• Daftar Tugas:
(1) Jawab pertanyaan berikut berdasarkan kutipan tentang guru Bahasa Jawa, dengan penanda yang sama:
(a) Mata pelajaran apa yang tidak dicantumkan dalam draf perubahan kurikulum 2013?
(b) Berapa jam per minggu guru wajib mengajar menurut regulasi yang disebut?
(c) Pihak mana yang dinilai sewajarnya meninjau ulang draf perubahan kurikulum tersebut?
(2) Sebutkan semua sarana komunikasi yang digunakan guru Bahasa Jawa di Jateng menurut kutipan tentang guru Bahasa Jawa.
(3) Teruskan kutipan tentang guru Bahasa Jawa mulai dari kalimat yang menyusul kalimat terakhirnya.

• Cuplikan Halaman:
===

Dalam
waktu sebulan terakhir ini guru Bahasa Jawa di Jateng meninggi intensitasnya
dalam berkomunikasi, baik melalui pesan singkat, telepon, maupun jejaring
sosial di internet. Mereka resah oleh informasi tidak dicantumkannya mata
pelajaran Bahasa Jawa dalam draf perubahan kurikulum 2013. Ada sinyalemen
mereka bakal kehilangan kesempatan mengajar atau harus alih tugas mengampu mata
pelajaran lain.
Memang,
belum ada titik final ketidakpastian Bahasa Jawa pasti berakhir pada tahun
pelajaran baru 2013, dan kondisi itu justru mengeskalasi keresahan. Mengingat
urgensi pembelajaran Bahasa Jawa adalah sebagai salah satu cara melestarikan,
sewajarnya Kemendikbud meninjau ulang draf perubahan kurikulum tersebut.
Setidak-tidaknya
mempertimbangkan kembali risiko yang bakal terjadi. Seperti pada regulasi yang
mewajibkan guru mengajar 24 jam per minggu belum lama ini, banyak guru harus
beralih ke mata pelajaran lain. Jika demikian status profesional akan makin
dipertanyakan.

===

• Data yang Diberikan:

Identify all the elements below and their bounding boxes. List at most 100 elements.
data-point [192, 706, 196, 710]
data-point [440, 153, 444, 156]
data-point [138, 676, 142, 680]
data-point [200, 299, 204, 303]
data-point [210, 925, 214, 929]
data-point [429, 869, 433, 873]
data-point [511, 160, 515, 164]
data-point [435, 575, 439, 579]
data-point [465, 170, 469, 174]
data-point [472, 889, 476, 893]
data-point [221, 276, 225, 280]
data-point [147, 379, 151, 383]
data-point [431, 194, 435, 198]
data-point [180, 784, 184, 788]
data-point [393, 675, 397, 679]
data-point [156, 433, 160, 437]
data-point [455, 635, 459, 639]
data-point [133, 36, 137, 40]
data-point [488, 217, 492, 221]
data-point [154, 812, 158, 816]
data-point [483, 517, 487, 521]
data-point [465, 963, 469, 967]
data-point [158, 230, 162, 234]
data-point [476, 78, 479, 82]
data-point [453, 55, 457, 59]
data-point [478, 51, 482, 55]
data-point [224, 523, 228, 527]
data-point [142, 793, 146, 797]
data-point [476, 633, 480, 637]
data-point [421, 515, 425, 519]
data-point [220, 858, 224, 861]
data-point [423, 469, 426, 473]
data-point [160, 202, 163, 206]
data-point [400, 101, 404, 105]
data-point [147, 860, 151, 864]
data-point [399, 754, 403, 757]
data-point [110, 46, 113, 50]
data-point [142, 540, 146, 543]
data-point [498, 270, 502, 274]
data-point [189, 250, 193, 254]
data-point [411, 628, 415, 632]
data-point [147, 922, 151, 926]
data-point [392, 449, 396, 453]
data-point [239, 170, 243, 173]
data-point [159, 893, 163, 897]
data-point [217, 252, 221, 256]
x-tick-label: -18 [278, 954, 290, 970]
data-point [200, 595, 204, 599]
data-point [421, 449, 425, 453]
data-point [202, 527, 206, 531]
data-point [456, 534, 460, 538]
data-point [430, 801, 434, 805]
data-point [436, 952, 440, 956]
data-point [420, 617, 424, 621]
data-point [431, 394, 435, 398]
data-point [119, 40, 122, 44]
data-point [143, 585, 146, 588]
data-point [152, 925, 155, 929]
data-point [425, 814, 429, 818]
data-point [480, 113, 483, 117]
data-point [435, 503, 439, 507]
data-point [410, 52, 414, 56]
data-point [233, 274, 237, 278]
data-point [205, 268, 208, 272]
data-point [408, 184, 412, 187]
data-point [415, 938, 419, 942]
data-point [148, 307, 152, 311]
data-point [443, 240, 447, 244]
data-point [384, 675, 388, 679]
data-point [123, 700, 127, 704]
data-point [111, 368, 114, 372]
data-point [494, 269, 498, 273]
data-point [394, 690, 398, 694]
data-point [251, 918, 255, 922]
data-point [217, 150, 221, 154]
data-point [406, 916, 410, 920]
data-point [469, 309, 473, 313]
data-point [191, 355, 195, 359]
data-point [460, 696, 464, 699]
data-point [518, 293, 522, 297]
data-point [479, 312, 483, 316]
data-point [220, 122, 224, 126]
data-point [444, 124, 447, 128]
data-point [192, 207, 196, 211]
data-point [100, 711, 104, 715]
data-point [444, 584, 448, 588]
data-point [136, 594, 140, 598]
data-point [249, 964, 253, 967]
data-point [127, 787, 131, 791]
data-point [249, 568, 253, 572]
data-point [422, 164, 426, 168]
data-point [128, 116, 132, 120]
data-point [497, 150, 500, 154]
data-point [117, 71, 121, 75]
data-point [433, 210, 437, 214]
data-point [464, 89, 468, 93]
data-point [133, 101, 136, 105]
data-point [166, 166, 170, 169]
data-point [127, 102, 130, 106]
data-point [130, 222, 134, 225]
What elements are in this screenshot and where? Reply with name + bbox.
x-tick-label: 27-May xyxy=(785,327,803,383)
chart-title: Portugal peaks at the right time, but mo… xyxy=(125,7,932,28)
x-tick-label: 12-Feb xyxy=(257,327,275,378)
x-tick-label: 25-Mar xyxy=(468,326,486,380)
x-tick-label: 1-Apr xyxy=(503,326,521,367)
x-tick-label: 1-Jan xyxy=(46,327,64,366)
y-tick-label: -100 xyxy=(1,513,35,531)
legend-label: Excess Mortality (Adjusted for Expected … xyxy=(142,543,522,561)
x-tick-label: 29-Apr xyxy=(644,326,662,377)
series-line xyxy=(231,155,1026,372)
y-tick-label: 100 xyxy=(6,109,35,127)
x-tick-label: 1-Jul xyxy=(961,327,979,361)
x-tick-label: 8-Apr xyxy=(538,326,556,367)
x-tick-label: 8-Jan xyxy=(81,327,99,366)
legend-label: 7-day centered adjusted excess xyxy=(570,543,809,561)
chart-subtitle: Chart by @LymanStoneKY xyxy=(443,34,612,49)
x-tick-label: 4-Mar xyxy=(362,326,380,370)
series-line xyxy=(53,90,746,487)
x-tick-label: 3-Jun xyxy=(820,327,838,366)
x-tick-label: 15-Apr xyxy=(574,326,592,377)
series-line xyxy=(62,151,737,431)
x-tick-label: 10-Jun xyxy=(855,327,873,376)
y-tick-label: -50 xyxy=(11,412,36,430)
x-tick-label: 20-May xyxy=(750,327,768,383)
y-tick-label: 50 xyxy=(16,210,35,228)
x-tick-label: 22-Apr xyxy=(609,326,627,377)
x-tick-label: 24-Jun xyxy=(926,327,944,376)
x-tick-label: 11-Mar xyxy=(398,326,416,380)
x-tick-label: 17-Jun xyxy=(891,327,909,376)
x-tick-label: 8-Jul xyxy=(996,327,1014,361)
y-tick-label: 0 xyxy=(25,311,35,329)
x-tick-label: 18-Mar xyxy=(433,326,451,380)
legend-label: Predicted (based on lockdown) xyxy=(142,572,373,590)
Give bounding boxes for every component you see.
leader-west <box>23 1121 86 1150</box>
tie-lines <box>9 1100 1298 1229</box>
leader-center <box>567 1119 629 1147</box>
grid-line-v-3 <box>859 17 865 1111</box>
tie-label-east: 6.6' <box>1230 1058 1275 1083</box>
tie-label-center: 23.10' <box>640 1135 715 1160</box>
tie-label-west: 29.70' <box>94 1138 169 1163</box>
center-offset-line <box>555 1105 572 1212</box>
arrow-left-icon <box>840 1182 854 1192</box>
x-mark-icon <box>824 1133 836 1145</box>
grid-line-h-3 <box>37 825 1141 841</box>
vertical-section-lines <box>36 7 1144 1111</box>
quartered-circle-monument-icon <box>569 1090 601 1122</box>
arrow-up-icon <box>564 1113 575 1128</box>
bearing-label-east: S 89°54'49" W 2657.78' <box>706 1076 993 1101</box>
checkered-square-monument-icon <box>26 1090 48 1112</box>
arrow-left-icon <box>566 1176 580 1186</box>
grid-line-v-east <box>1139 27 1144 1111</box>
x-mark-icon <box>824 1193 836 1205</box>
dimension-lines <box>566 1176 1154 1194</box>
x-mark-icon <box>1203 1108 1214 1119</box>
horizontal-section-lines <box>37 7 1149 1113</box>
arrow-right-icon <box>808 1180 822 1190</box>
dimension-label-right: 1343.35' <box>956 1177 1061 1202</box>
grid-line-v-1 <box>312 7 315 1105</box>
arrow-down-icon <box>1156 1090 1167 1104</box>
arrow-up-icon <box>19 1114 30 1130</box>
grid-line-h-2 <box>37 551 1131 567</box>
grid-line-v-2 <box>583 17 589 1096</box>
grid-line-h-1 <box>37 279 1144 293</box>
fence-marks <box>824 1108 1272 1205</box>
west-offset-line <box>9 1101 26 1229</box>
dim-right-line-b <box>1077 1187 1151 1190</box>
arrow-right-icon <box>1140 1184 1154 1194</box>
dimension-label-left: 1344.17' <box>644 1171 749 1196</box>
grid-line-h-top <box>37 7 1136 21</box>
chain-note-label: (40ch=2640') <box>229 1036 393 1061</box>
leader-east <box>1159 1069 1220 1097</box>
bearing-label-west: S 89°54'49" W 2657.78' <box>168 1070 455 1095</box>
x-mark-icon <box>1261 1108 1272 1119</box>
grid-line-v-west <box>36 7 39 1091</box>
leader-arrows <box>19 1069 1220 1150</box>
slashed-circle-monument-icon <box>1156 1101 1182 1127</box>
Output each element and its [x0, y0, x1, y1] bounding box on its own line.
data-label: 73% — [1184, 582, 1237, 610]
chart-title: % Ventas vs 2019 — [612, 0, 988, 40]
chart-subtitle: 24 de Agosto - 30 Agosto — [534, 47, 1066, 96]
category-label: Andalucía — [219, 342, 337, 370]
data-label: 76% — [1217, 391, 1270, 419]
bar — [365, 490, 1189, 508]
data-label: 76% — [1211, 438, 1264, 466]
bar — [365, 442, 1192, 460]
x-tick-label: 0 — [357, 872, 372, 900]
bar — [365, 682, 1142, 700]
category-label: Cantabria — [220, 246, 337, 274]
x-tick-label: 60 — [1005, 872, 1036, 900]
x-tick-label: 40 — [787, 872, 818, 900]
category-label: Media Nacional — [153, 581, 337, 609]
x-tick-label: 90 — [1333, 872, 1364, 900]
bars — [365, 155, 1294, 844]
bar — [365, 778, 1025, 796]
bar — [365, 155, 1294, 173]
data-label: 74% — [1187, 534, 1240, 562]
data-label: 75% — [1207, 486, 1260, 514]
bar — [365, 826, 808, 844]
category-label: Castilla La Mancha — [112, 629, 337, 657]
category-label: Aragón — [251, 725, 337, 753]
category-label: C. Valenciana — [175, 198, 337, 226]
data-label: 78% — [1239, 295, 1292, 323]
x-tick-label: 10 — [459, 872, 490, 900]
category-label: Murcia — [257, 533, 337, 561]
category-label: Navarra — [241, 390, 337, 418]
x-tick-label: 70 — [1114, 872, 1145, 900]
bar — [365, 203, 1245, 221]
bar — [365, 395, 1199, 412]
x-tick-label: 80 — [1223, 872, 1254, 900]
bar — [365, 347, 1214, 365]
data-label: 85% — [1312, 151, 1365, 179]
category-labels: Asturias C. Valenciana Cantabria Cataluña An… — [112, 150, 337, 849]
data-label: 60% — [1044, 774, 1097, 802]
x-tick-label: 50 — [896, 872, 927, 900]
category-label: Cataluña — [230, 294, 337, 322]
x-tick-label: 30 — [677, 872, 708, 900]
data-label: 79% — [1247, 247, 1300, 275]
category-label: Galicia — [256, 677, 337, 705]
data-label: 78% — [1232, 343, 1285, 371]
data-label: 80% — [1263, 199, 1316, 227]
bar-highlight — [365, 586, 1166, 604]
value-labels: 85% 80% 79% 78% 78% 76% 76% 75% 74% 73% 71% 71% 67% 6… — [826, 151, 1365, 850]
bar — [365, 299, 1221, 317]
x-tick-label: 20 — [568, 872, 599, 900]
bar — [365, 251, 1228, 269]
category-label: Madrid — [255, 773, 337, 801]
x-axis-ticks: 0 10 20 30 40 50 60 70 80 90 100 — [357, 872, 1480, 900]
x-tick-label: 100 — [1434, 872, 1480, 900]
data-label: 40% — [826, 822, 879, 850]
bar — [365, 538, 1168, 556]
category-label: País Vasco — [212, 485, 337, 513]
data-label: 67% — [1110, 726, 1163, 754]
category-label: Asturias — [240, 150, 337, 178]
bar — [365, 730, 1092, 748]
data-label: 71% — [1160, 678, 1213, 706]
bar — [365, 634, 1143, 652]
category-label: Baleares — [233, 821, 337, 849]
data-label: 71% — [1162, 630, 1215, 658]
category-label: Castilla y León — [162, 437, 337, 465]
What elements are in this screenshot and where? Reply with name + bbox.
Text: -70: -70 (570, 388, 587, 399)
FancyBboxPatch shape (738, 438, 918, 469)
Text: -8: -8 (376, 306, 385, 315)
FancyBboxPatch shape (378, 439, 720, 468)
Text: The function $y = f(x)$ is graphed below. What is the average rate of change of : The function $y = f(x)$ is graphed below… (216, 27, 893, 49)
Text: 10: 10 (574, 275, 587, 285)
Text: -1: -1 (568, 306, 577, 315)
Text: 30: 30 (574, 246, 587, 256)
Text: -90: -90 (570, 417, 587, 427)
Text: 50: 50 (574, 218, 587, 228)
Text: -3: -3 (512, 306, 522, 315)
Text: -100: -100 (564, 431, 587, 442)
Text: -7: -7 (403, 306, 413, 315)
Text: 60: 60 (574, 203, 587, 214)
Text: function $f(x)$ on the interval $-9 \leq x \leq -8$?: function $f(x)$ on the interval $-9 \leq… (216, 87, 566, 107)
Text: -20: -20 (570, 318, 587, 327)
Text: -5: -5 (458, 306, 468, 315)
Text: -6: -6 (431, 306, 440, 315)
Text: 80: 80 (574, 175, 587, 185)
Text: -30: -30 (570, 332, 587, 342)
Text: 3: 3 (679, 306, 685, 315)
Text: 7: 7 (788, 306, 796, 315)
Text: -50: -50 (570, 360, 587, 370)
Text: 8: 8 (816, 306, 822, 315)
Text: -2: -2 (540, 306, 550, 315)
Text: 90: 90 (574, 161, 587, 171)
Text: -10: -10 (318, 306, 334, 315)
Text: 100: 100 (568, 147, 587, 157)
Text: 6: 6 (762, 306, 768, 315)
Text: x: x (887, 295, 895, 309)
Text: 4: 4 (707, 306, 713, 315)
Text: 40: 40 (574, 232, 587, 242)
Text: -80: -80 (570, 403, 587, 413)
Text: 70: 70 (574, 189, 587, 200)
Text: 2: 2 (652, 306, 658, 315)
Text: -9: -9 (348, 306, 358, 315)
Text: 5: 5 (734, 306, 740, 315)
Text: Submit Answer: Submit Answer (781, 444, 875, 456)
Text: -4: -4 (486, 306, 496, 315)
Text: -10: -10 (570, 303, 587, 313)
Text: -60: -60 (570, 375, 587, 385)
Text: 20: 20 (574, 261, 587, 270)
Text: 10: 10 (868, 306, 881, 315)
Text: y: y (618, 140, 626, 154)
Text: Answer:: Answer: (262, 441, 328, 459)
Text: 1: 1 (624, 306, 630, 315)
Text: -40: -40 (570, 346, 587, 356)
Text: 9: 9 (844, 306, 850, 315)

===

• Jawaban Tugas:
(1)
(a) Bahasa Jawa
(b) 24 jam per minggu
(c) Kemendikbud

(2)
- pesan singkat
- telepon
- jejaring sosial di internet

(3)
Jika
draf kurikulum itu benar-benar menghapus Bahasa Jawa (muatan lokal), itu sama
saja artinya dengan ''kiamat'' Bahasa Jawa. Kemendikbud seolah-olah tidak
memberikan kesempatan hidup dan perkembangan bahasa itu melalui jalur
pendidikan.
Ironisnya,
dalam draf perubahan ada mata pelajaran baru (Prakarya) dengan alokasi waktu 4
jam per minggu. Hal itu dimungkinkan untuk menampung (kelompok) muatan lokal,
termasuk Bahasa Jawa.
Padahal,
permasalahan, dan tantangan tiap sekolah berbeda-beda. Pada konsep KTSP guru
dan sekolah mendapat kebebasan mengelola kurikulum pengembangan dari standar
isi. Dalam pengembangan tersebut masih dibatasi adanya muatan lokal yang wajib
dilaksanakan.
Di
Jawa Tengah, Bahasa Jawa merupakan muatan lokal wajib yang harus dilaksanakan
oleh tiap satuan pendidikan dari tingkat dasar sampai menengah. Haruskan
kebijakan yang sudah baik itu dihapuskan? Atau Bahasa Jawa melebur dalam mapel
Prakarya, atau gabungan dari beberapa muatan lokal yang menjadi satu?
Ada Keberpihakan
Jika
demikian maka akan ada lebih dari 1 guru Prakarya. Hal ini masih menyisakan
masalah berupa jumlah jam mengajar guru, proses penilaian, dan target
pencapaian kurikulum. Kemendikbud tinggal memiliki waktu satu semester untuk
melakukan peninjauan ulang draf tersebut, terkecuali kurikulum 2013
diberlakukan pada waktu lain.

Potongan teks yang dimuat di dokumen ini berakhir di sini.